Dataset items:
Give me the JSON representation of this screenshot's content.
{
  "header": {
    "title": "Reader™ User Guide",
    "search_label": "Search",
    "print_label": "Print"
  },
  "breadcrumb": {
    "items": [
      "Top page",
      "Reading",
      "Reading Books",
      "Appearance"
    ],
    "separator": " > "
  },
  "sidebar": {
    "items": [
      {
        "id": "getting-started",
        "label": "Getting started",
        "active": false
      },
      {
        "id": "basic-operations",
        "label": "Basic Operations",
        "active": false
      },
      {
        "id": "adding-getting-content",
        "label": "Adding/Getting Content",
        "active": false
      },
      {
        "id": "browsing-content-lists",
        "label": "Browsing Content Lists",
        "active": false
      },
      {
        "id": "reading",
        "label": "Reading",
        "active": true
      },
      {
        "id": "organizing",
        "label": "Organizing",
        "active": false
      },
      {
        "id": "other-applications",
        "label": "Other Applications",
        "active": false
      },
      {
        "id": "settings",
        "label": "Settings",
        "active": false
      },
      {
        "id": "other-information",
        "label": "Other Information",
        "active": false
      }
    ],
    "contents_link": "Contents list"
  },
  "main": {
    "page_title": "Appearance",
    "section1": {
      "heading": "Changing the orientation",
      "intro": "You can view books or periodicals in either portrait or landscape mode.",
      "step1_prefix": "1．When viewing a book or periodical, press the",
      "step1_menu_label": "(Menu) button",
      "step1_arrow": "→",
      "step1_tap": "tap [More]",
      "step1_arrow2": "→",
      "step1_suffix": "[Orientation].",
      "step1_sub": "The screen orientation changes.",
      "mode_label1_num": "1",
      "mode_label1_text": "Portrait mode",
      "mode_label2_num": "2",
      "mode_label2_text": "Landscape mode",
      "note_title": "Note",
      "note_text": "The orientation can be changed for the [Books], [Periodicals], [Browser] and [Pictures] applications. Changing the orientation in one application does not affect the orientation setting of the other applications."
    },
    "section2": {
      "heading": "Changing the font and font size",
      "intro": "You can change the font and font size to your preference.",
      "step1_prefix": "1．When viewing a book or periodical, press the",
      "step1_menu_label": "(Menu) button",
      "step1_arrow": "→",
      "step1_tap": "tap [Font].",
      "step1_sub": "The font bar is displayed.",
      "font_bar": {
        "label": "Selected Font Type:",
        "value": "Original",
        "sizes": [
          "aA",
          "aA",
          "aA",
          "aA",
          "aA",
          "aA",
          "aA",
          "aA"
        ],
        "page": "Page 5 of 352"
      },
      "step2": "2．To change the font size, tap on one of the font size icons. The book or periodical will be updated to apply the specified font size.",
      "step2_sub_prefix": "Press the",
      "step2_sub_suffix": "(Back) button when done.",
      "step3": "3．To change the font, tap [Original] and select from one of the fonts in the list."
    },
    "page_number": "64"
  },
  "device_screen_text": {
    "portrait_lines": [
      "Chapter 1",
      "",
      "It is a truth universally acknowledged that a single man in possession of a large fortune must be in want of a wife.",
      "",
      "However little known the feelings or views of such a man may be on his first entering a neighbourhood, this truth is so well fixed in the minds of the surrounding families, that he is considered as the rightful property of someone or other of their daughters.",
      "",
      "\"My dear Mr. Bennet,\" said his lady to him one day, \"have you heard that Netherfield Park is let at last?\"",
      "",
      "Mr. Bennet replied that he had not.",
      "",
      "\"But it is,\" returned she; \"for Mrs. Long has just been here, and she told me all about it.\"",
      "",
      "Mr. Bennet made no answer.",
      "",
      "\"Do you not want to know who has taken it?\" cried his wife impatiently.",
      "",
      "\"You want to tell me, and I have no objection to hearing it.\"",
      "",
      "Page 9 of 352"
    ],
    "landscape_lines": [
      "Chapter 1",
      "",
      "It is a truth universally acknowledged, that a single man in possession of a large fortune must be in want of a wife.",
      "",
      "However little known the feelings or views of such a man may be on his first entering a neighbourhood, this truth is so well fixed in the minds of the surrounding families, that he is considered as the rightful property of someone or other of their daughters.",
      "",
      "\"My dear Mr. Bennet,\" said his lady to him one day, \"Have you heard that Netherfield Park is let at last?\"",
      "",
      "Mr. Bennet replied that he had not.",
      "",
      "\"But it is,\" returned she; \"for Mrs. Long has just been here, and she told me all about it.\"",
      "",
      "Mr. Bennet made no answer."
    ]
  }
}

TASK DESCRIPTION :: Transcribe all lines as written.

EXPECTED OUTPUT ::
Give me the JSON representation of this screenshot's content.
{
  "header": {
    "title": "Reader™ User Guide",
    "search_label": "Search",
    "print_label": "Print"
  },
  "breadcrumb": {
    "items": [
      "Top page",
      "Reading",
      "Reading Books",
      "Appearance"
    ],
    "separator": " > "
  },
  "sidebar": {
    "items": [
      {
        "id": "getting-started",
        "label": "Getting started",
        "active": false
      },
      {
        "id": "basic-operations",
        "label": "Basic Operations",
        "active": false
      },
      {
        "id": "adding-getting-content",
        "label": "Adding/Getting Content",
        "active": false
      },
      {
        "id": "browsing-content-lists",
        "label": "Browsing Content Lists",
        "active": false
      },
      {
        "id": "reading",
        "label": "Reading",
        "active": true
      },
      {
        "id": "organizing",
        "label": "Organizing",
        "active": false
      },
      {
        "id": "other-applications",
        "label": "Other Applications",
        "active": false
      },
      {
        "id": "settings",
        "label": "Settings",
        "active": false
      },
      {
        "id": "other-information",
        "label": "Other Information",
        "active": false
      }
    ],
    "contents_link": "Contents list"
  },
  "main": {
    "page_title": "Appearance",
    "section1": {
      "heading": "Changing the orientation",
      "intro": "You can view books or periodicals in either portrait or landscape mode.",
      "step1_prefix": "1．When viewing a book or periodical, press the",
      "step1_menu_label": "(Menu) button",
      "step1_arrow": "→",
      "step1_tap": "tap [More]",
      "step1_arrow2": "→",
      "step1_suffix": "[Orientation].",
      "step1_sub": "The screen orientation changes.",
      "mode_label1_num": "1",
      "mode_label1_text": "Portrait mode",
      "mode_label2_num": "2",
      "mode_label2_text": "Landscape mode",
      "note_title": "Note",
      "note_text": "The orientation can be changed for the [Books], [Periodicals], [Browser] and [Pictures] applications. Changing the orientation in one application does not affect the orientation setting of the other applications."
    },
    "section2": {
      "heading": "Changing the font and font size",
      "intro": "You can change the font and font size to your preference.",
      "step1_prefix": "1．When viewing a book or periodical, press the",
      "step1_menu_label": "(Menu) button",
      "step1_arrow": "→",
      "step1_tap": "tap [Font].",
      "step1_sub": "The font bar is displayed.",
      "font_bar": {
        "label": "Selected Font Type:",
        "value": "Original",
        "sizes": [
          "aA",
          "aA",
          "aA",
          "aA",
          "aA",
          "aA",
          "aA",
          "aA"
        ],
        "page": "Page 5 of 352"
      },
      "step2": "2．To change the font size, tap on one of the font size icons. The book or periodical will be updated to apply the specified font size.",
      "step2_sub_prefix": "Press the",
      "step2_sub_suffix": "(Back) button when done.",
      "step3": "3．To change the font, tap [Original] and select from one of the fonts in the list."
    },
    "page_number": "64"
  },
  "device_screen_text": {
    "portrait_lines": [
      "Chapter 1",
      "",
      "It is a truth universally acknowledged that a single man in possession of a large fortune must be in want of a wife.",
      "",
      "However little known the feelings or views of such a man may be on his first entering a neighbourhood, this truth is so well fixed in the minds of the surrounding families, that he is considered as the rightful property of someone or other of their daughters.",
      "",
      "\"My dear Mr. Bennet,\" said his lady to him one day, \"have you heard that Netherfield Park is let at last?\"",
      "",
      "Mr. Bennet replied that he had not.",
      "",
      "\"But it is,\" returned she; \"for Mrs. Long has just been here, and she told me all about it.\"",
      "",
      "Mr. Bennet made no answer.",
      "",
      "\"Do you not want to know who has taken it?\" cried his wife impatiently.",
      "",
      "\"You want to tell me, and I have no objection to hearing it.\"",
      "",
      "Page 9 of 352"
    ],
    "landscape_lines": [
      "Chapter 1",
      "",
      "It is a truth universally acknowledged, that a single man in possession of a large fortune must be in want of a wife.",
      "",
      "However little known the feelings or views of such a man may be on his first entering a neighbourhood, this truth is so well fixed in the minds of the surrounding families, that he is considered as the rightful property of someone or other of their daughters.",
      "",
      "\"My dear Mr. Bennet,\" said his lady to him one day, \"Have you heard that Netherfield Park is let at last?\"",
      "",
      "Mr. Bennet replied that he had not.",
      "",
      "\"But it is,\" returned she; \"for Mrs. Long has just been here, and she told me all about it.\"",
      "",
      "Mr. Bennet made no answer."
    ]
  }
}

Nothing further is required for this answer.